--- Task prompt ---
Only lines holding the string "title" are wanted; copy each one from the material.

--- Supplied material ---

┄┄┄┄┄┄

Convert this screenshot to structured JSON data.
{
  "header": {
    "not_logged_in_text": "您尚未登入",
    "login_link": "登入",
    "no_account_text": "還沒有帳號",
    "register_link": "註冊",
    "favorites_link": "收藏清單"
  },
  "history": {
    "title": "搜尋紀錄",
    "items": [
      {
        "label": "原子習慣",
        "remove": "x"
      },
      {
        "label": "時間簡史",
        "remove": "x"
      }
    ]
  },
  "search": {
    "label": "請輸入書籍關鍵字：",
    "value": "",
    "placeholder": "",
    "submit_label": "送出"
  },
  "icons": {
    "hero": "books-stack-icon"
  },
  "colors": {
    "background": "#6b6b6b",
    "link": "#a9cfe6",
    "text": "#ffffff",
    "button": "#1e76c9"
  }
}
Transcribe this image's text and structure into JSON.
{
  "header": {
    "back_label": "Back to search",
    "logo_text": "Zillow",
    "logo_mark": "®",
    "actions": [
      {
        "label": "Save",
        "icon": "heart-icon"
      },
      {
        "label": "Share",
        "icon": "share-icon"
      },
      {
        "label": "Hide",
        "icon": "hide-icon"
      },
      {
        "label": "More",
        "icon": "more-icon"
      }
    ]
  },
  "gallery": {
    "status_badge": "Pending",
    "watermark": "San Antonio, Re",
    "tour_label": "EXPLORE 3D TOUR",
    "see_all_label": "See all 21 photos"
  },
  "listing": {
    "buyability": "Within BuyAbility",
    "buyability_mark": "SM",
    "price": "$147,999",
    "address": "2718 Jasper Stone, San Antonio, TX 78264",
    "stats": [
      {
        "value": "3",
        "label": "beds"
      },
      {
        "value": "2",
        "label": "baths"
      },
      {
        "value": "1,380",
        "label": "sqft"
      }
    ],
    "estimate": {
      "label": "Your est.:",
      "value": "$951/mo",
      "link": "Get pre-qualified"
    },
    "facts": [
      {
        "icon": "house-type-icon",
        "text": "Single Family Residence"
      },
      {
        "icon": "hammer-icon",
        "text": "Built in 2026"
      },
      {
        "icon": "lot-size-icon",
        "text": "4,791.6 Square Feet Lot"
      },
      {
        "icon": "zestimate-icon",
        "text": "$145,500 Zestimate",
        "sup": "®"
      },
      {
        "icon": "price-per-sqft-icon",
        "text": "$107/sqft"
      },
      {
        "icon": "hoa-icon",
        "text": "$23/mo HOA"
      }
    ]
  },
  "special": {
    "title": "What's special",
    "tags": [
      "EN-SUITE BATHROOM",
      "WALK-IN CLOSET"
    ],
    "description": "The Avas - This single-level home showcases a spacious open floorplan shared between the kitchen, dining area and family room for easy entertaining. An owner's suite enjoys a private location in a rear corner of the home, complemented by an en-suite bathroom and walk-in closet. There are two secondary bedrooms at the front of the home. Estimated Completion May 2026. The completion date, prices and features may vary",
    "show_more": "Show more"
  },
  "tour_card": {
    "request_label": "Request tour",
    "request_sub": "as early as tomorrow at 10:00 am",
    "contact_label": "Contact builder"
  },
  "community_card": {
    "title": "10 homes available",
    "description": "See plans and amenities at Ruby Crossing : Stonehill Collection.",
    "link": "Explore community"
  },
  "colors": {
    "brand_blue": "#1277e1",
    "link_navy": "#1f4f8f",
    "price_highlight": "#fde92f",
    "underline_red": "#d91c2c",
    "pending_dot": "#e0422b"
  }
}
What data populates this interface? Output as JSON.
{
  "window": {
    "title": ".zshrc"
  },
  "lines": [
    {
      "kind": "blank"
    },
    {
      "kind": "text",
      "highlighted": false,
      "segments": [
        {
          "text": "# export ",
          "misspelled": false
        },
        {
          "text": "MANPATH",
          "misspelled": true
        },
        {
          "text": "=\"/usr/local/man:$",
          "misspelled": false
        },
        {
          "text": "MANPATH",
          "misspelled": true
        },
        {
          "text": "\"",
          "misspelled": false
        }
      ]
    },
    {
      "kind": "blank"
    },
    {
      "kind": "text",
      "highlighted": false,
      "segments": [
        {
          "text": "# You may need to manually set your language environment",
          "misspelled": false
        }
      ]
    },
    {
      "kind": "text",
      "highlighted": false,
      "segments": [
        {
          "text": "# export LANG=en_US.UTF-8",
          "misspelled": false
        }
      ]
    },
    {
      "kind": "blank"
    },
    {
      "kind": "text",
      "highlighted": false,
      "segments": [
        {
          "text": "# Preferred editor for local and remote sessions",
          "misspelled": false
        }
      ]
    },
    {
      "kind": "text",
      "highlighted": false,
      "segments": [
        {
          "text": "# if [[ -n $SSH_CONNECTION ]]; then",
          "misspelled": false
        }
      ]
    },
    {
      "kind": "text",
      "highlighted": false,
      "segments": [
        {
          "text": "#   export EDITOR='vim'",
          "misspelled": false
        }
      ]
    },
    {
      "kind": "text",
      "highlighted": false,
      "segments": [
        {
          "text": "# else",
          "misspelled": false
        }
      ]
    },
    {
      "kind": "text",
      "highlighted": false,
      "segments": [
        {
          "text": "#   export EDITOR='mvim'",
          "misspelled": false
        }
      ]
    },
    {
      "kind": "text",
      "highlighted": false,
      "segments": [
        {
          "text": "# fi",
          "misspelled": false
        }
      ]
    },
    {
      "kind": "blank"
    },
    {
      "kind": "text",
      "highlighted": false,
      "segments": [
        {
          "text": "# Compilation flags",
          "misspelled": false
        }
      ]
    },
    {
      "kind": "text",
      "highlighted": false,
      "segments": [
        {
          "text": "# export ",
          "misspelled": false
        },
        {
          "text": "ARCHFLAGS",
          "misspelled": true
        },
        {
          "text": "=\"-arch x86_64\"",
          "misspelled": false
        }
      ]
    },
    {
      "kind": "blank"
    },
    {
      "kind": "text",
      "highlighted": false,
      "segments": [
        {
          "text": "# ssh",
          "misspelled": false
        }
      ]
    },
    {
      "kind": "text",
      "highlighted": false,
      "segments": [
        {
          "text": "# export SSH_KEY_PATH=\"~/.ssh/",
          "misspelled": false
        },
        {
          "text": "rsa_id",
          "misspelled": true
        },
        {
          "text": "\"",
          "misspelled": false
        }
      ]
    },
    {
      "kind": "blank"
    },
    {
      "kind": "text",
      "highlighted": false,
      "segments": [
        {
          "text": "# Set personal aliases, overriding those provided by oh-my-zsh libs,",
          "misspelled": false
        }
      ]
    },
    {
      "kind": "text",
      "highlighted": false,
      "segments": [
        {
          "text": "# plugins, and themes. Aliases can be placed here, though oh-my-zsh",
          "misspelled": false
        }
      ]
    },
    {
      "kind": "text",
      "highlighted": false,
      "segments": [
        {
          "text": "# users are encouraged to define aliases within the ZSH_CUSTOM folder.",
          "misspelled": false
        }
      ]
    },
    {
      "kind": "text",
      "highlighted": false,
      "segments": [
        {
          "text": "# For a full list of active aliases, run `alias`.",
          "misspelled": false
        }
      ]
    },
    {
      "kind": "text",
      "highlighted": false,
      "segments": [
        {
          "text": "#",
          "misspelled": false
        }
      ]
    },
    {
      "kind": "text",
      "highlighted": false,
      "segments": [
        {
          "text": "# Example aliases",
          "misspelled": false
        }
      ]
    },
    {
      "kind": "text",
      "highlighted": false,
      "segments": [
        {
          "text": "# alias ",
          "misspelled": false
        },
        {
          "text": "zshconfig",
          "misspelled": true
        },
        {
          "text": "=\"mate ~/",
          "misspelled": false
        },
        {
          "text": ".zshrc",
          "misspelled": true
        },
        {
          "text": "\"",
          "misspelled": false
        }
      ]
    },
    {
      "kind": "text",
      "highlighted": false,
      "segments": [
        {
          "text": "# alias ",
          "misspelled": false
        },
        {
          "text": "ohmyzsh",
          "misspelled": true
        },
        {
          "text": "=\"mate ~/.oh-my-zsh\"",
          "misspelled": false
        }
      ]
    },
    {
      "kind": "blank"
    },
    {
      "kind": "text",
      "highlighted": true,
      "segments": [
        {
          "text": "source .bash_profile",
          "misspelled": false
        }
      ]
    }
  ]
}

┄┄┄┄┄┄

--- Full solution ---
    "title": "搜尋紀錄",
    "title": "What's special",
    "title": "10 homes available",
    "title": ".zshrc"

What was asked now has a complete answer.